Type out the complete listing below word for word, without its pictures.

>> Begin

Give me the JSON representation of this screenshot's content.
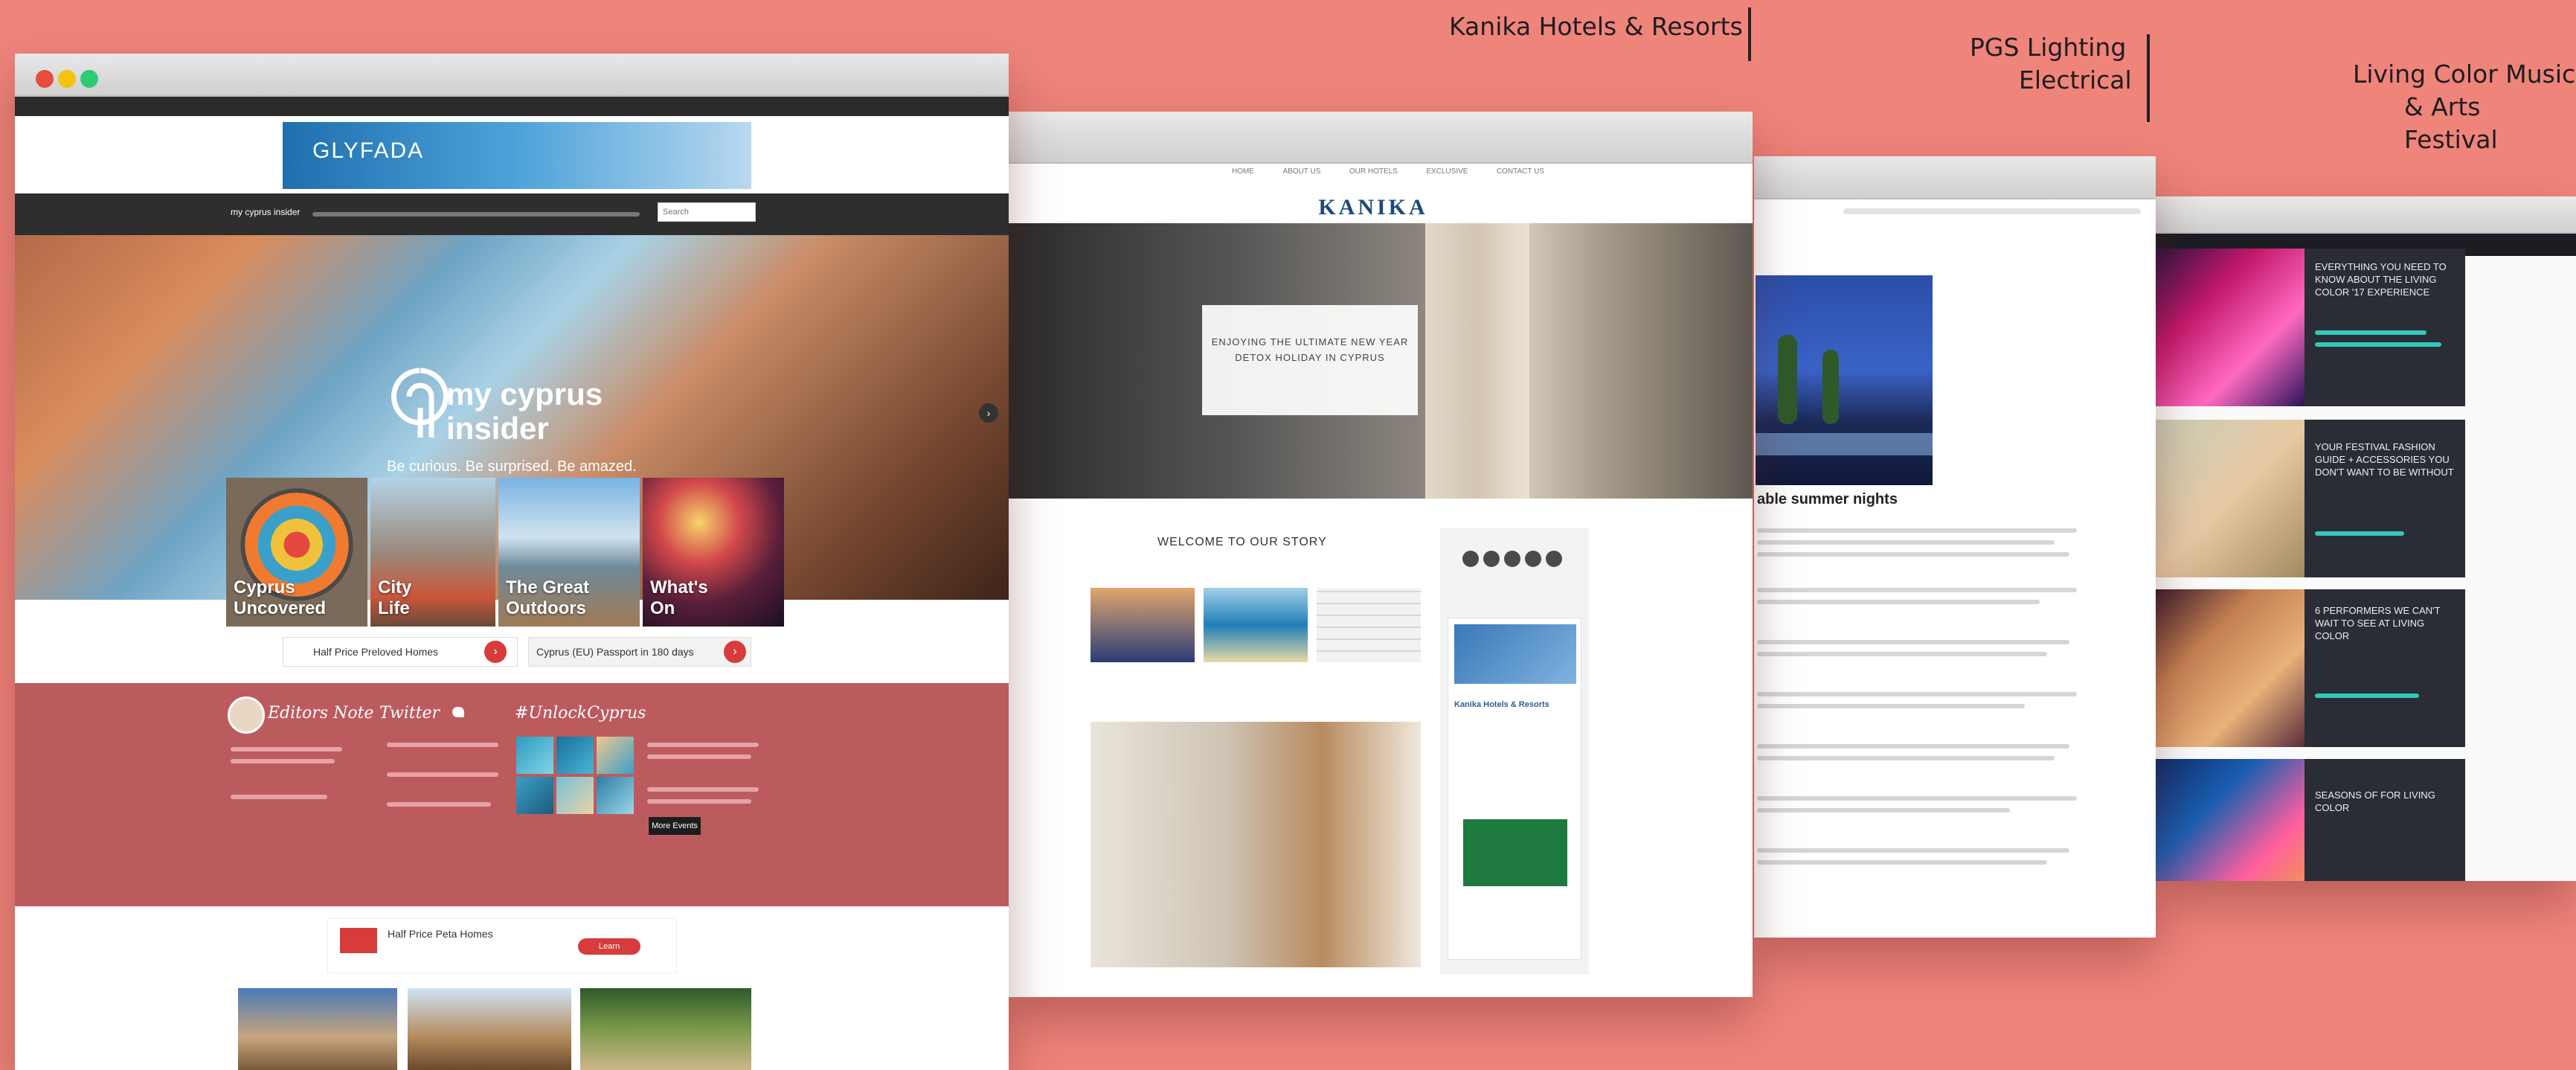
{
  "captions": {
    "kanika": "Kanika Hotels & Resorts",
    "pgs_line1": "PGS Lighting",
    "pgs_line2": "Electrical",
    "living_line1": "Living Color Music",
    "living_line2": "& Arts Festival"
  },
  "mycyprus": {
    "top_ad": "GLYFADA",
    "search_placeholder": "Search",
    "logo_small": "my cyprus insider",
    "hero_logo_line1": "my cyprus",
    "hero_logo_line2": "insider",
    "hero_tagline": "Be curious. Be surprised. Be amazed.",
    "tiles": [
      {
        "line1": "Cyprus",
        "line2": "Uncovered"
      },
      {
        "line1": "City",
        "line2": "Life"
      },
      {
        "line1": "The Great",
        "line2": "Outdoors"
      },
      {
        "line1": "What's",
        "line2": "On"
      }
    ],
    "promo_left": "Half Price Preloved Homes",
    "promo_right": "Cyprus (EU) Passport in 180 days",
    "editor_heading": "Editors Note",
    "twitter_heading": "Twitter",
    "unlock_heading": "#UnlockCyprus",
    "more_button": "More Events",
    "bottom_ad": "Half Price Peta Homes",
    "bottom_ad_button": "Learn"
  },
  "kanika": {
    "nav": [
      "HOME",
      "ABOUT US",
      "OUR HOTELS",
      "EXCLUSIVE",
      "CONTACT US"
    ],
    "logo": "KANIKA",
    "hero_line1": "ENJOYING THE ULTIMATE NEW YEAR",
    "hero_line2": "DETOX HOLIDAY IN CYPRUS",
    "welcome": "WELCOME TO OUR STORY",
    "fb_page": "Kanika Hotels & Resorts"
  },
  "pgs": {
    "headline": "able summer nights"
  },
  "living": {
    "cards": [
      "EVERYTHING YOU NEED TO KNOW ABOUT THE LIVING COLOR '17 EXPERIENCE",
      "YOUR FESTIVAL FASHION GUIDE + ACCESSORIES YOU DON'T WANT TO BE WITHOUT",
      "6 PERFORMERS WE CAN'T WAIT TO SEE AT LIVING COLOR",
      "SEASONS OF FOR LIVING COLOR"
    ]
  },
  "colors": {
    "background": "#ef847b",
    "mycyprus_band": "#bc5b5e",
    "living_dark": "#2a2c36",
    "living_accent": "#33c9b8"
  }
}
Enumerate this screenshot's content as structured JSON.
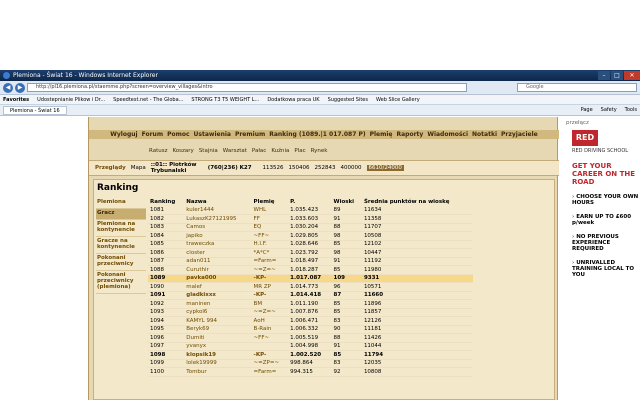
{
  "browser": {
    "title": "Plemiona - Świat 16 - Windows Internet Explorer",
    "url": "http://pl16.plemiona.pl/staemme.php?screen=overview_villages&intro",
    "search_placeholder": "Google",
    "favorites_label": "Favorites",
    "favorites": [
      "Udostepnianie Plikow i Dr...",
      "Speedtest.net - The Globa...",
      "STRONG T3 T5 WEIGHT L...",
      "Dodatkowa praca UK",
      "Suggested Sites",
      "Web Slice Gallery"
    ],
    "tab": "Plemiona - Świat 16",
    "tools": [
      "Page",
      "Safety",
      "Tools"
    ]
  },
  "game": {
    "menu": [
      "Wyloguj",
      "Forum",
      "Pomoc",
      "Ustawienia",
      "Premium",
      "Ranking (1089.|1 017.087 P)",
      "Plemię",
      "Raporty",
      "Wiadomości",
      "Notatki",
      "Przyjaciele"
    ],
    "buildings": [
      "Ratusz",
      "Koszary",
      "Stajnia",
      "Warsztat",
      "Pałac",
      "Kuźnia",
      "Plac",
      "Rynek"
    ],
    "village": {
      "links": [
        "Przeglądy",
        "Mapa"
      ],
      "name": "::01:: Piotrków Trybunalski",
      "coords": "(760|236) K27",
      "wood": "113526",
      "clay": "150406",
      "iron": "252843",
      "storage": "400000",
      "population": "6610/24000"
    }
  },
  "ranking": {
    "title": "Ranking",
    "menu": [
      "Plemiona",
      "Gracz",
      "Plemiona na kontynencie",
      "Gracze na kontynencie",
      "Pokonani przeciwnicy",
      "Pokonani przeciwnicy (plemiona)"
    ],
    "selected_menu": 1,
    "columns": [
      "Ranking",
      "Nazwa",
      "Plemię",
      "P.",
      "Wioski",
      "Średnia punktów na wioskę"
    ],
    "rows": [
      {
        "rank": "1081",
        "name": "kuler1444",
        "tribe": "WHL",
        "points": "1.035.423",
        "villages": "89",
        "avg": "11634"
      },
      {
        "rank": "1082",
        "name": "LukaszK27121995",
        "tribe": "FF",
        "points": "1.033.603",
        "villages": "91",
        "avg": "11358"
      },
      {
        "rank": "1083",
        "name": "Camos",
        "tribe": "EQ",
        "points": "1.030.204",
        "villages": "88",
        "avg": "11707"
      },
      {
        "rank": "1084",
        "name": "japiko",
        "tribe": "~FF~",
        "points": "1.029.805",
        "villages": "98",
        "avg": "10508"
      },
      {
        "rank": "1085",
        "name": "traweczka",
        "tribe": "H.I.F.",
        "points": "1.028.646",
        "villages": "85",
        "avg": "12102"
      },
      {
        "rank": "1086",
        "name": "closter",
        "tribe": "*A*C*",
        "points": "1.023.792",
        "villages": "98",
        "avg": "10447"
      },
      {
        "rank": "1087",
        "name": "adan011",
        "tribe": "=Farm=",
        "points": "1.018.497",
        "villages": "91",
        "avg": "11192"
      },
      {
        "rank": "1088",
        "name": "Curuthir",
        "tribe": "~=Z=~",
        "points": "1.018.287",
        "villages": "85",
        "avg": "11980"
      },
      {
        "rank": "1089",
        "name": "pavka000",
        "tribe": "-KP-",
        "points": "1.017.087",
        "villages": "109",
        "avg": "9331"
      },
      {
        "rank": "1090",
        "name": "malef",
        "tribe": "MR ZP",
        "points": "1.014.773",
        "villages": "96",
        "avg": "10571"
      },
      {
        "rank": "1091",
        "name": "gladkixxx",
        "tribe": "-KP-",
        "points": "1.014.418",
        "villages": "87",
        "avg": "11660"
      },
      {
        "rank": "1092",
        "name": "maninen",
        "tribe": "BM",
        "points": "1.011.190",
        "villages": "85",
        "avg": "11896"
      },
      {
        "rank": "1093",
        "name": "cypkol6",
        "tribe": "~=Z=~",
        "points": "1.007.876",
        "villages": "85",
        "avg": "11857"
      },
      {
        "rank": "1094",
        "name": "KAMYL 994",
        "tribe": "AoH",
        "points": "1.006.471",
        "villages": "83",
        "avg": "12126"
      },
      {
        "rank": "1095",
        "name": "Beryk69",
        "tribe": "B-Rain",
        "points": "1.006.332",
        "villages": "90",
        "avg": "11181"
      },
      {
        "rank": "1096",
        "name": "Dumiti",
        "tribe": "~FF~",
        "points": "1.005.519",
        "villages": "88",
        "avg": "11426"
      },
      {
        "rank": "1097",
        "name": "yvanyx",
        "tribe": "",
        "points": "1.004.998",
        "villages": "91",
        "avg": "11044"
      },
      {
        "rank": "1098",
        "name": "klopsik19",
        "tribe": "-KP-",
        "points": "1.002.520",
        "villages": "85",
        "avg": "11794"
      },
      {
        "rank": "1099",
        "name": "lolek19999",
        "tribe": "~=ZP=~",
        "points": "998.864",
        "villages": "83",
        "avg": "12035"
      },
      {
        "rank": "1100",
        "name": "Tombur",
        "tribe": "=Farm=",
        "points": "994.315",
        "villages": "92",
        "avg": "10808"
      }
    ],
    "current_row": 8,
    "bold_rows": [
      8,
      10,
      17
    ]
  },
  "ad": {
    "header": "przełącz",
    "logo": "RED",
    "tagline": "RED DRIVING SCHOOL",
    "title": "GET YOUR CAREER ON THE ROAD",
    "bullets": [
      "CHOOSE YOUR OWN HOURS",
      "EARN UP TO £600 p/week",
      "NO PREVIOUS EXPERIENCE REQUIRED",
      "UNRIVALLED TRAINING LOCAL TO YOU"
    ]
  }
}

>> End

● **TASK OUTPUT**
Give me the JSON representation of this screenshot's content.
{
  "captions": {
    "kanika": "Kanika Hotels & Resorts",
    "pgs_line1": "PGS Lighting",
    "pgs_line2": "Electrical",
    "living_line1": "Living Color Music",
    "living_line2": "& Arts Festival"
  },
  "mycyprus": {
    "top_ad": "GLYFADA",
    "search_placeholder": "Search",
    "logo_small": "my cyprus insider",
    "hero_logo_line1": "my cyprus",
    "hero_logo_line2": "insider",
    "hero_tagline": "Be curious. Be surprised. Be amazed.",
    "tiles": [
      {
        "line1": "Cyprus",
        "line2": "Uncovered"
      },
      {
        "line1": "City",
        "line2": "Life"
      },
      {
        "line1": "The Great",
        "line2": "Outdoors"
      },
      {
        "line1": "What's",
        "line2": "On"
      }
    ],
    "promo_left": "Half Price Preloved Homes",
    "promo_right": "Cyprus (EU) Passport in 180 days",
    "editor_heading": "Editors Note",
    "twitter_heading": "Twitter",
    "unlock_heading": "#UnlockCyprus",
    "more_button": "More Events",
    "bottom_ad": "Half Price Peta Homes",
    "bottom_ad_button": "Learn"
  },
  "kanika": {
    "nav": [
      "HOME",
      "ABOUT US",
      "OUR HOTELS",
      "EXCLUSIVE",
      "CONTACT US"
    ],
    "logo": "KANIKA",
    "hero_line1": "ENJOYING THE ULTIMATE NEW YEAR",
    "hero_line2": "DETOX HOLIDAY IN CYPRUS",
    "welcome": "WELCOME TO OUR STORY",
    "fb_page": "Kanika Hotels & Resorts"
  },
  "pgs": {
    "headline": "able summer nights"
  },
  "living": {
    "cards": [
      "EVERYTHING YOU NEED TO KNOW ABOUT THE LIVING COLOR '17 EXPERIENCE",
      "YOUR FESTIVAL FASHION GUIDE + ACCESSORIES YOU DON'T WANT TO BE WITHOUT",
      "6 PERFORMERS WE CAN'T WAIT TO SEE AT LIVING COLOR",
      "SEASONS OF FOR LIVING COLOR"
    ]
  },
  "colors": {
    "background": "#ef847b",
    "mycyprus_band": "#bc5b5e",
    "living_dark": "#2a2c36",
    "living_accent": "#33c9b8"
  }
}
Enumerate this screenshot's content as structured JSON.
{
  "browser": {
    "title": "Plemiona - Świat 16 - Windows Internet Explorer",
    "url": "http://pl16.plemiona.pl/staemme.php?screen=overview_villages&intro",
    "search_placeholder": "Google",
    "favorites_label": "Favorites",
    "favorites": [
      "Udostepnianie Plikow i Dr...",
      "Speedtest.net - The Globa...",
      "STRONG T3 T5 WEIGHT L...",
      "Dodatkowa praca UK",
      "Suggested Sites",
      "Web Slice Gallery"
    ],
    "tab": "Plemiona - Świat 16",
    "tools": [
      "Page",
      "Safety",
      "Tools"
    ]
  },
  "game": {
    "menu": [
      "Wyloguj",
      "Forum",
      "Pomoc",
      "Ustawienia",
      "Premium",
      "Ranking (1089.|1 017.087 P)",
      "Plemię",
      "Raporty",
      "Wiadomości",
      "Notatki",
      "Przyjaciele"
    ],
    "buildings": [
      "Ratusz",
      "Koszary",
      "Stajnia",
      "Warsztat",
      "Pałac",
      "Kuźnia",
      "Plac",
      "Rynek"
    ],
    "village": {
      "links": [
        "Przeglądy",
        "Mapa"
      ],
      "name": "::01:: Piotrków Trybunalski",
      "coords": "(760|236) K27",
      "wood": "113526",
      "clay": "150406",
      "iron": "252843",
      "storage": "400000",
      "population": "6610/24000"
    }
  },
  "ranking": {
    "title": "Ranking",
    "menu": [
      "Plemiona",
      "Gracz",
      "Plemiona na kontynencie",
      "Gracze na kontynencie",
      "Pokonani przeciwnicy",
      "Pokonani przeciwnicy (plemiona)"
    ],
    "selected_menu": 1,
    "columns": [
      "Ranking",
      "Nazwa",
      "Plemię",
      "P.",
      "Wioski",
      "Średnia punktów na wioskę"
    ],
    "rows": [
      {
        "rank": "1081",
        "name": "kuler1444",
        "tribe": "WHL",
        "points": "1.035.423",
        "villages": "89",
        "avg": "11634"
      },
      {
        "rank": "1082",
        "name": "LukaszK27121995",
        "tribe": "FF",
        "points": "1.033.603",
        "villages": "91",
        "avg": "11358"
      },
      {
        "rank": "1083",
        "name": "Camos",
        "tribe": "EQ",
        "points": "1.030.204",
        "villages": "88",
        "avg": "11707"
      },
      {
        "rank": "1084",
        "name": "japiko",
        "tribe": "~FF~",
        "points": "1.029.805",
        "villages": "98",
        "avg": "10508"
      },
      {
        "rank": "1085",
        "name": "traweczka",
        "tribe": "H.I.F.",
        "points": "1.028.646",
        "villages": "85",
        "avg": "12102"
      },
      {
        "rank": "1086",
        "name": "closter",
        "tribe": "*A*C*",
        "points": "1.023.792",
        "villages": "98",
        "avg": "10447"
      },
      {
        "rank": "1087",
        "name": "adan011",
        "tribe": "=Farm=",
        "points": "1.018.497",
        "villages": "91",
        "avg": "11192"
      },
      {
        "rank": "1088",
        "name": "Curuthir",
        "tribe": "~=Z=~",
        "points": "1.018.287",
        "villages": "85",
        "avg": "11980"
      },
      {
        "rank": "1089",
        "name": "pavka000",
        "tribe": "-KP-",
        "points": "1.017.087",
        "villages": "109",
        "avg": "9331"
      },
      {
        "rank": "1090",
        "name": "malef",
        "tribe": "MR ZP",
        "points": "1.014.773",
        "villages": "96",
        "avg": "10571"
      },
      {
        "rank": "1091",
        "name": "gladkixxx",
        "tribe": "-KP-",
        "points": "1.014.418",
        "villages": "87",
        "avg": "11660"
      },
      {
        "rank": "1092",
        "name": "maninen",
        "tribe": "BM",
        "points": "1.011.190",
        "villages": "85",
        "avg": "11896"
      },
      {
        "rank": "1093",
        "name": "cypkol6",
        "tribe": "~=Z=~",
        "points": "1.007.876",
        "villages": "85",
        "avg": "11857"
      },
      {
        "rank": "1094",
        "name": "KAMYL 994",
        "tribe": "AoH",
        "points": "1.006.471",
        "villages": "83",
        "avg": "12126"
      },
      {
        "rank": "1095",
        "name": "Beryk69",
        "tribe": "B-Rain",
        "points": "1.006.332",
        "villages": "90",
        "avg": "11181"
      },
      {
        "rank": "1096",
        "name": "Dumiti",
        "tribe": "~FF~",
        "points": "1.005.519",
        "villages": "88",
        "avg": "11426"
      },
      {
        "rank": "1097",
        "name": "yvanyx",
        "tribe": "",
        "points": "1.004.998",
        "villages": "91",
        "avg": "11044"
      },
      {
        "rank": "1098",
        "name": "klopsik19",
        "tribe": "-KP-",
        "points": "1.002.520",
        "villages": "85",
        "avg": "11794"
      },
      {
        "rank": "1099",
        "name": "lolek19999",
        "tribe": "~=ZP=~",
        "points": "998.864",
        "villages": "83",
        "avg": "12035"
      },
      {
        "rank": "1100",
        "name": "Tombur",
        "tribe": "=Farm=",
        "points": "994.315",
        "villages": "92",
        "avg": "10808"
      }
    ],
    "current_row": 8,
    "bold_rows": [
      8,
      10,
      17
    ]
  },
  "ad": {
    "header": "przełącz",
    "logo": "RED",
    "tagline": "RED DRIVING SCHOOL",
    "title": "GET YOUR CAREER ON THE ROAD",
    "bullets": [
      "CHOOSE YOUR OWN HOURS",
      "EARN UP TO £600 p/week",
      "NO PREVIOUS EXPERIENCE REQUIRED",
      "UNRIVALLED TRAINING LOCAL TO YOU"
    ]
  }
}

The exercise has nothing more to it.